Dataset items:
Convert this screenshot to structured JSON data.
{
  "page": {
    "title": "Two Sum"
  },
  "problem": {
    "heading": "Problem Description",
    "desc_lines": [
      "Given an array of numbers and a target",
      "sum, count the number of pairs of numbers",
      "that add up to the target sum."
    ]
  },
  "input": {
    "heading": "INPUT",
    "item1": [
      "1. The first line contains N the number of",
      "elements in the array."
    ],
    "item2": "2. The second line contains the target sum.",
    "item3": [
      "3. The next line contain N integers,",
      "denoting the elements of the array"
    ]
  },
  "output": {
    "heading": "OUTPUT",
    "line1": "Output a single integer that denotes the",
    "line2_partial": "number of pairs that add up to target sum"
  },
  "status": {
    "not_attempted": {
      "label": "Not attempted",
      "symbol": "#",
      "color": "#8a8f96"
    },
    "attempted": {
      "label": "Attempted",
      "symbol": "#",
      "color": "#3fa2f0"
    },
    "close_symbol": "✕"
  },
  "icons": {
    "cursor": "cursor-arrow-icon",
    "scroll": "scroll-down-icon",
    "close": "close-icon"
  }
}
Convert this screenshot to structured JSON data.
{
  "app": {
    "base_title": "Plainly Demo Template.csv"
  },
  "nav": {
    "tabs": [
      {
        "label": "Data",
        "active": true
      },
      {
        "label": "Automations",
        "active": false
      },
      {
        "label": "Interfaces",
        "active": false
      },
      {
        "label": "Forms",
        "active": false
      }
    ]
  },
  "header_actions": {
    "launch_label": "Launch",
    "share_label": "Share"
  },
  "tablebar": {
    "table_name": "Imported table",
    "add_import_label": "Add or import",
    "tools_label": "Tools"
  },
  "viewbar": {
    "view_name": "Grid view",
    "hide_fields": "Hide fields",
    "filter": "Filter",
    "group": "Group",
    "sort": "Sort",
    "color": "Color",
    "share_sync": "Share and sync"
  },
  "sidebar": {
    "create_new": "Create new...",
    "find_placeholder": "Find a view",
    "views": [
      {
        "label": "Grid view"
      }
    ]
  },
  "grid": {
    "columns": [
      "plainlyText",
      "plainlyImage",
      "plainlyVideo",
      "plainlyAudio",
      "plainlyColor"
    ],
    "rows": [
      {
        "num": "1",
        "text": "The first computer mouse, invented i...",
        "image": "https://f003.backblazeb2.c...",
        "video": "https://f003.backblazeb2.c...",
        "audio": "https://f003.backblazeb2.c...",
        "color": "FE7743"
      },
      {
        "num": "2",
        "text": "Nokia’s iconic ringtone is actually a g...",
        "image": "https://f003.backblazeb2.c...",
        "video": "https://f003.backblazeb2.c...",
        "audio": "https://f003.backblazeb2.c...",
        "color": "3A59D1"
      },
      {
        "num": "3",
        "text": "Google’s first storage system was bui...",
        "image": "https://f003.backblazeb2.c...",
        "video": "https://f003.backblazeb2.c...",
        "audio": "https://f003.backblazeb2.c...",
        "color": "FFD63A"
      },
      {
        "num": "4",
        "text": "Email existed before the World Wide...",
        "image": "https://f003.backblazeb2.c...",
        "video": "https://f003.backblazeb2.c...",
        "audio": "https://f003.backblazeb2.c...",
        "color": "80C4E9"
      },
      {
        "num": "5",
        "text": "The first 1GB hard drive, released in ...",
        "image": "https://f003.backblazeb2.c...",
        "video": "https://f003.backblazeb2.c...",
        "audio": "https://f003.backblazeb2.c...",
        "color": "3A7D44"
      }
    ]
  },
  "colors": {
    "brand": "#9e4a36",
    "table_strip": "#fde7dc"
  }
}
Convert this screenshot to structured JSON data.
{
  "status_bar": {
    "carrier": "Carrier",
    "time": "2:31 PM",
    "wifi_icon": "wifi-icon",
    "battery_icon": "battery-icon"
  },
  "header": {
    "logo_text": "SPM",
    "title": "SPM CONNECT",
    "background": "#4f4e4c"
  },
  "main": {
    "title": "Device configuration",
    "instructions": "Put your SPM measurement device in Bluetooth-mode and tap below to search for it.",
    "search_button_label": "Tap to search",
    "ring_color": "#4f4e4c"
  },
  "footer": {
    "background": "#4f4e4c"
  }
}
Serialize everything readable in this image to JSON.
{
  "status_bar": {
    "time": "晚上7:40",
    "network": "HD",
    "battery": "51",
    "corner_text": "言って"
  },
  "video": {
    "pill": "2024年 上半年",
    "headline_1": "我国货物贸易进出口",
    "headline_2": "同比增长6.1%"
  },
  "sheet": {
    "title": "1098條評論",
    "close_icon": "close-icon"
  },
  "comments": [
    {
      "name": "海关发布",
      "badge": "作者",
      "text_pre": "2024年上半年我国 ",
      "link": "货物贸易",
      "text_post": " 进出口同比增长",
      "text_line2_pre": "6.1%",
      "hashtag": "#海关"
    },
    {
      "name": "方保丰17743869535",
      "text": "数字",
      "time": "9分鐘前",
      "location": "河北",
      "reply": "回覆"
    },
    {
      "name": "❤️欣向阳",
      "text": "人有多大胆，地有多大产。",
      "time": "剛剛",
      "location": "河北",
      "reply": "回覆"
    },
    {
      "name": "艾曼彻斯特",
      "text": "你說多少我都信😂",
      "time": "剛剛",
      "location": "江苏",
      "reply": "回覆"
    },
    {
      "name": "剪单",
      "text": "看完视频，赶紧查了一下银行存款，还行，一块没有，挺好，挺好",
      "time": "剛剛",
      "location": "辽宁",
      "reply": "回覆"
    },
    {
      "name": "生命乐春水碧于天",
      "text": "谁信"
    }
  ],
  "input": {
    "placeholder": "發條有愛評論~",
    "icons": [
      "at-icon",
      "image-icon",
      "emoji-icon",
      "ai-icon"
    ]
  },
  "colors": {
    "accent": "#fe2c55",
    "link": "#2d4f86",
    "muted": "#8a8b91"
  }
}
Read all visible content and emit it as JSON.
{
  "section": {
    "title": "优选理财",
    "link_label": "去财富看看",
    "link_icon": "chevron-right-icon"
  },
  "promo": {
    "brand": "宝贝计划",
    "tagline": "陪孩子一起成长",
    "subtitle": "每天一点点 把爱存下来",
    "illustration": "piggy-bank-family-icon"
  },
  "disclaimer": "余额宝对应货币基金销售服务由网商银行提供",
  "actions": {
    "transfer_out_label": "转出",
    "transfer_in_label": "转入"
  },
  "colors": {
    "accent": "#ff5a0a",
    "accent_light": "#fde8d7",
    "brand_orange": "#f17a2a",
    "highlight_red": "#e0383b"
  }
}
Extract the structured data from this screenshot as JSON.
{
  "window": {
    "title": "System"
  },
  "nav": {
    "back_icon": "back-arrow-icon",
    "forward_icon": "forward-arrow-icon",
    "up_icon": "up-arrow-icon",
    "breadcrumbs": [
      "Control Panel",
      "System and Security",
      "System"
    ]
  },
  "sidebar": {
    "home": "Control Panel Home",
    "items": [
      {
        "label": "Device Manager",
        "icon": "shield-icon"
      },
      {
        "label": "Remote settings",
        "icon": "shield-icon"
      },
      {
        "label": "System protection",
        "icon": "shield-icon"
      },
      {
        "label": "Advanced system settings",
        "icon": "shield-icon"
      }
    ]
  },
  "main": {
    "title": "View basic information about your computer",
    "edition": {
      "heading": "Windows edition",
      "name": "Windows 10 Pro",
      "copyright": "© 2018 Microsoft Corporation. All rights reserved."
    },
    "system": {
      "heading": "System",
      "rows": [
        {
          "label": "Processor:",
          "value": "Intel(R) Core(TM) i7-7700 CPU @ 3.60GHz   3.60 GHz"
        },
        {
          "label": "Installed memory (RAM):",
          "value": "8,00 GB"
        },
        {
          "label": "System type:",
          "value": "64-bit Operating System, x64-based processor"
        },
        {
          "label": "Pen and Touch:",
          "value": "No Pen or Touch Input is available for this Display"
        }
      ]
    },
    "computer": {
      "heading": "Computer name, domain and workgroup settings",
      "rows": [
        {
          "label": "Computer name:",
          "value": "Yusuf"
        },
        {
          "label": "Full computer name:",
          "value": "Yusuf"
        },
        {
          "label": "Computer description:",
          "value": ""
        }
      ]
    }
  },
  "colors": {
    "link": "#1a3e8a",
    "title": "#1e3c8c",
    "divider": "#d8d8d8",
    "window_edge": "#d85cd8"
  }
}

Problem details - Report how many lines of the preceding records include "Share". Output the number only.

Exercise solution - 2